§ Your instructions:
Reproduce the item lines starting at the line containing "- header-sheath: 护套厚度 mm: [223, 33, 358, 76]" and ending at the line containing "- cell-sheath-nh-yjv: 2.6: [223, 459, 290, 482]", with "header-row" swapped for "heading-row" everywhere and all other text left unchanged. Output only those lines.

------------------------------------------------

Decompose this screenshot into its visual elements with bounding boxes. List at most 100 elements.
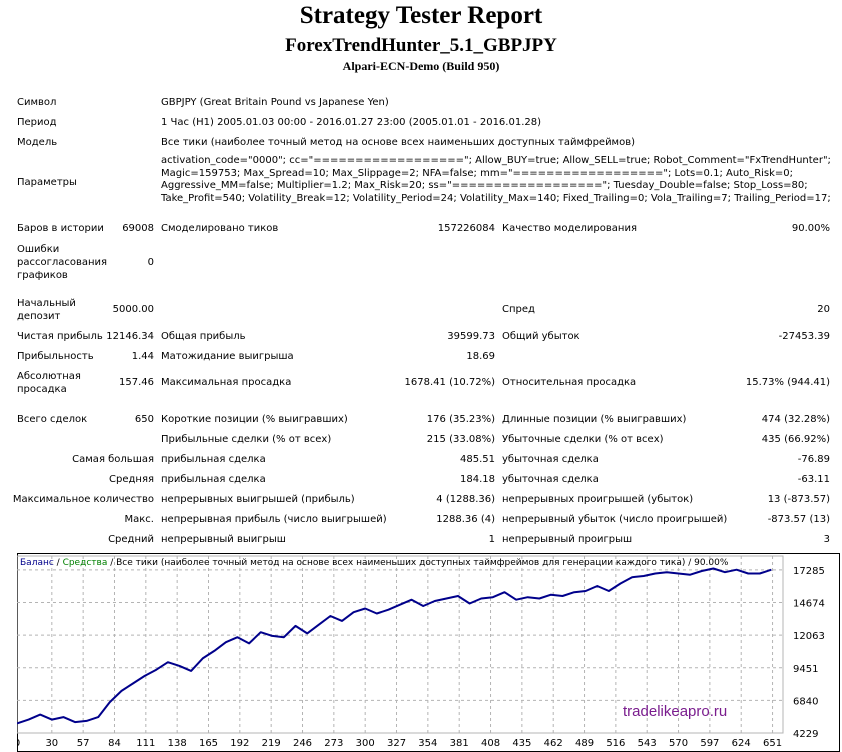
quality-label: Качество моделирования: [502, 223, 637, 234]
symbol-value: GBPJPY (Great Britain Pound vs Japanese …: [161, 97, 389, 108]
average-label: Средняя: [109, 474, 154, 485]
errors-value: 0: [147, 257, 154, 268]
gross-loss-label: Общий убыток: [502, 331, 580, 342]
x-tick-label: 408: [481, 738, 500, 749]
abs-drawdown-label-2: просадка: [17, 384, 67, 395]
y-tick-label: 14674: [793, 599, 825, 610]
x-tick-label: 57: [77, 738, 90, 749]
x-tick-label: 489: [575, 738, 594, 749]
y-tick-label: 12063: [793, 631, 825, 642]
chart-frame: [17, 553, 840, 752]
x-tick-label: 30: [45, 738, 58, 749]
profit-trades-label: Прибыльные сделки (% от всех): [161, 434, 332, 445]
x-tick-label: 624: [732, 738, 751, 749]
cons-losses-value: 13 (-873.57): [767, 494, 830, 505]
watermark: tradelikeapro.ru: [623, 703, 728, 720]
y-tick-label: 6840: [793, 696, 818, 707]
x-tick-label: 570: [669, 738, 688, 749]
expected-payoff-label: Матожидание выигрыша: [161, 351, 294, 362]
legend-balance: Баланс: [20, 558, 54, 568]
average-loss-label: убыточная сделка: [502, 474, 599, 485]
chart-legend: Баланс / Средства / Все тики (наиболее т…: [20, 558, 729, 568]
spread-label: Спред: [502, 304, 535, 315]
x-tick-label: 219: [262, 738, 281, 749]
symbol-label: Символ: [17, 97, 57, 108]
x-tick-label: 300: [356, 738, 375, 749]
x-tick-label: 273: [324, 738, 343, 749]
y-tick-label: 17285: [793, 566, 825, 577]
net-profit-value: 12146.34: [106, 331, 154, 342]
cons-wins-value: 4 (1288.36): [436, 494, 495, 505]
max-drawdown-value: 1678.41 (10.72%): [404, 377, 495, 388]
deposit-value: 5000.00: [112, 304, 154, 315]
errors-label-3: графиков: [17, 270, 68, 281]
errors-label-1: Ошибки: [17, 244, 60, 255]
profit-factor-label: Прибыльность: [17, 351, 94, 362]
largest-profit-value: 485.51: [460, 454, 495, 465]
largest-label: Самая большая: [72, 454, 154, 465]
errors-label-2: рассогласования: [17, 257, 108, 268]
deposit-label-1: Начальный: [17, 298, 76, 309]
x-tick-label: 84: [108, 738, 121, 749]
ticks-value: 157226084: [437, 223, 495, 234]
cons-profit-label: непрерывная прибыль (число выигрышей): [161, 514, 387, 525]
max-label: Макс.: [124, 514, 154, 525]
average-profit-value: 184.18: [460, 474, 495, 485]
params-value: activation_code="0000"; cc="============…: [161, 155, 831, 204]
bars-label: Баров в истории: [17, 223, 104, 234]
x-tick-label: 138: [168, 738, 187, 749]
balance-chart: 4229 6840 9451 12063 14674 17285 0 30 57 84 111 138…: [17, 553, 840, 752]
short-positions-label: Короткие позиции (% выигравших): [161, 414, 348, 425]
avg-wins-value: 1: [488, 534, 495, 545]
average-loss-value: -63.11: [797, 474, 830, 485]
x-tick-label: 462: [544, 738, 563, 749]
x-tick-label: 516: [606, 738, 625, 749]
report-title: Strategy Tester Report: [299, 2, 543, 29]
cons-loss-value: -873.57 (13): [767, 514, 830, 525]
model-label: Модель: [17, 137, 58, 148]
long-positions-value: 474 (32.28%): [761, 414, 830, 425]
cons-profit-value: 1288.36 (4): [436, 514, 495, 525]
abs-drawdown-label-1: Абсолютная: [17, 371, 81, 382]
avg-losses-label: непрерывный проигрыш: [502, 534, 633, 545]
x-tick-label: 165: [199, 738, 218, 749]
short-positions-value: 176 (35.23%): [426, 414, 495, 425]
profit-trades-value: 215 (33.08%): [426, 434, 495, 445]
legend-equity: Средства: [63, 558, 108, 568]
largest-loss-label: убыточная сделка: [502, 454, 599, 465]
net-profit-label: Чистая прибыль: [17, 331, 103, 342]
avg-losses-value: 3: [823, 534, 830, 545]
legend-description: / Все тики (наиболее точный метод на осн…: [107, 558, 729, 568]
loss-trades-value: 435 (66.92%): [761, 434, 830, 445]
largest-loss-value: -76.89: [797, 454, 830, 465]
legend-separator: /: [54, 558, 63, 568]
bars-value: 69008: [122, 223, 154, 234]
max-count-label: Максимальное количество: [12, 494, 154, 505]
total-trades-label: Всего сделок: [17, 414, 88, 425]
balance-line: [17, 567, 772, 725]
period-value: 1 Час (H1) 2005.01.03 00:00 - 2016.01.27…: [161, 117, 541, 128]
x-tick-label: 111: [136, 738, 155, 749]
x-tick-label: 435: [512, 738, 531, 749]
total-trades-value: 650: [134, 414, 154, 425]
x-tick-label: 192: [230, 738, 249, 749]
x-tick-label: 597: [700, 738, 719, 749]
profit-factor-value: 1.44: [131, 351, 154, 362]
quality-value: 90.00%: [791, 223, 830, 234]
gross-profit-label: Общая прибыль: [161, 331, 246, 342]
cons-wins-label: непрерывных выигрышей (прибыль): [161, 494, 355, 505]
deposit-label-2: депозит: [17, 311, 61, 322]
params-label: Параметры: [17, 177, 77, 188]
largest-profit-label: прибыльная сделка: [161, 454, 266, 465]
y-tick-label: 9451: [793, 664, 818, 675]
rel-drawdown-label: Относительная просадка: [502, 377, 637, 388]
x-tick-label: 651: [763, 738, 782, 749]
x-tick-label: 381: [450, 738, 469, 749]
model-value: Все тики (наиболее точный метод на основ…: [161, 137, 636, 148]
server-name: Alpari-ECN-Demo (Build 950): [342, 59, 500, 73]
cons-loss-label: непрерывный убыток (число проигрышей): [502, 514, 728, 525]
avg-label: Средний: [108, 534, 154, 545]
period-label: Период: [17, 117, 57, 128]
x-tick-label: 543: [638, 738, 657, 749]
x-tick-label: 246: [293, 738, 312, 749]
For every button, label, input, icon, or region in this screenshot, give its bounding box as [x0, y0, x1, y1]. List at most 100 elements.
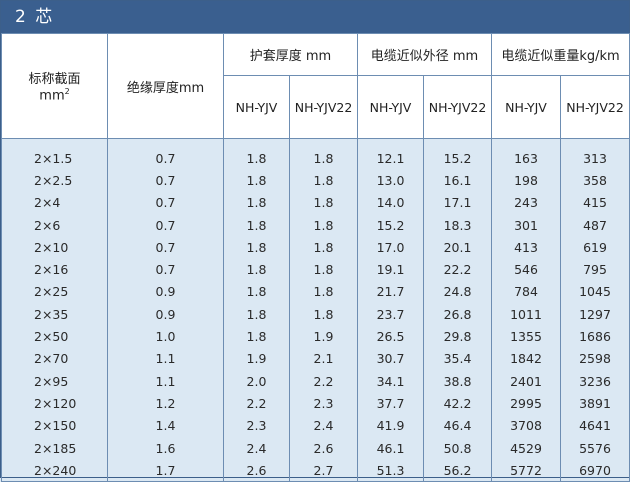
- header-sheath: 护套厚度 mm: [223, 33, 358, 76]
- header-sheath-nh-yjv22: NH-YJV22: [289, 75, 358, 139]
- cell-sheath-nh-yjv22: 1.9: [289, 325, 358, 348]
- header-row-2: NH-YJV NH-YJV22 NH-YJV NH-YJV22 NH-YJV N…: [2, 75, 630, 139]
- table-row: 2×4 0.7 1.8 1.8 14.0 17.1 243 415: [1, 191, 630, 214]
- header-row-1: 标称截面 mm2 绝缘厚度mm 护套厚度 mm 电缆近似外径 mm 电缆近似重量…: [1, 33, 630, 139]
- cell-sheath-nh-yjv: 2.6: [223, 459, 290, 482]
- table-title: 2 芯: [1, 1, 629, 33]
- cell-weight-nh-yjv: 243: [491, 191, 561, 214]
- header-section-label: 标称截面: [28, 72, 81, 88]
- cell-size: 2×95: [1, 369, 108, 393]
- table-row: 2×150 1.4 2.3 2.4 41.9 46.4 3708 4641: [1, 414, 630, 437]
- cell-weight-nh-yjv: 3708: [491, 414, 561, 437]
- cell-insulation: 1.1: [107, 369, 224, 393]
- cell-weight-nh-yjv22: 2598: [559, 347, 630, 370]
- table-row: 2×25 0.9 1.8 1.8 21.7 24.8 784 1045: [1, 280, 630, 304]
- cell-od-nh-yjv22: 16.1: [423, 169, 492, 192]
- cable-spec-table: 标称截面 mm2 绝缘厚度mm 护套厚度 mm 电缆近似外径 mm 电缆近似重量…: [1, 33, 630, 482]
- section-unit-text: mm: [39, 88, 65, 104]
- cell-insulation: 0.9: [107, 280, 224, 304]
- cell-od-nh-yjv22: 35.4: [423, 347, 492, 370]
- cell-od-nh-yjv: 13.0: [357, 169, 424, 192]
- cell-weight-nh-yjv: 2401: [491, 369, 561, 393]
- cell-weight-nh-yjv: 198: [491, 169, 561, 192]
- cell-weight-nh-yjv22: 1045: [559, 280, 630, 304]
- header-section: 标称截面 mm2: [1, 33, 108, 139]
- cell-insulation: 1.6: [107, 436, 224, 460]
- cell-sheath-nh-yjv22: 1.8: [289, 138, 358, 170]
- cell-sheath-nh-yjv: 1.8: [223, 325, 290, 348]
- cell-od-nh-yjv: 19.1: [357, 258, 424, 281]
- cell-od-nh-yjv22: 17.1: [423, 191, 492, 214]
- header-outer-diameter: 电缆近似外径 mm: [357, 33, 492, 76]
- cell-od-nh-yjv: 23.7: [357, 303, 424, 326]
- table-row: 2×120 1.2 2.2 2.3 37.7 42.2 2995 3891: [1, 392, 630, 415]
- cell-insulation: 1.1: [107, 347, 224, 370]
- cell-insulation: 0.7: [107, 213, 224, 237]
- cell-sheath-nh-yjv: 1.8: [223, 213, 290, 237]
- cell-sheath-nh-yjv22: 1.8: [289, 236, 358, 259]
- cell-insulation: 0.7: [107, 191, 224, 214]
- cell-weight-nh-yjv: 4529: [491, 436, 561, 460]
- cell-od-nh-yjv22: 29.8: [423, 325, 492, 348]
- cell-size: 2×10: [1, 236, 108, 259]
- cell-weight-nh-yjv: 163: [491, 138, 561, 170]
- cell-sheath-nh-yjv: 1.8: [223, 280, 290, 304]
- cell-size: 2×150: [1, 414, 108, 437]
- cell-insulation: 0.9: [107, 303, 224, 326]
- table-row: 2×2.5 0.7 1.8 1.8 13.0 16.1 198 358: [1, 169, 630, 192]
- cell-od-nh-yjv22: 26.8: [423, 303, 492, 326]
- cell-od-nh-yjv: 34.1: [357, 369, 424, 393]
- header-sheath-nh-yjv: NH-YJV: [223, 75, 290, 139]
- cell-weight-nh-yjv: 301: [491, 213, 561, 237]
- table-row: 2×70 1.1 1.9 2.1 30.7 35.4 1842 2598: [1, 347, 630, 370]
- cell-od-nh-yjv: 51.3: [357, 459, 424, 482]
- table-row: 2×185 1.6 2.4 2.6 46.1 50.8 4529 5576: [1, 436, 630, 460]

------------------------------------------------

§ Answer in full:
- header-sheath: 护套厚度 mm: [223, 33, 358, 76]
- header-sheath-nh-yjv22: NH-YJV22: [289, 75, 358, 139]
- cell-sheath-nh-yjv22: 1.9: [289, 325, 358, 348]
- heading-row-2: NH-YJV NH-YJV22 NH-YJV NH-YJV22 NH-YJV N…: [2, 75, 630, 139]
- table-row: 2×4 0.7 1.8 1.8 14.0 17.1 243 415: [1, 191, 630, 214]
- heading-row-1: 标称截面 mm2 绝缘厚度mm 护套厚度 mm 电缆近似外径 mm 电缆近似重量…: [1, 33, 630, 139]
- cell-sheath-nh-yjv: 2.6: [223, 459, 290, 482]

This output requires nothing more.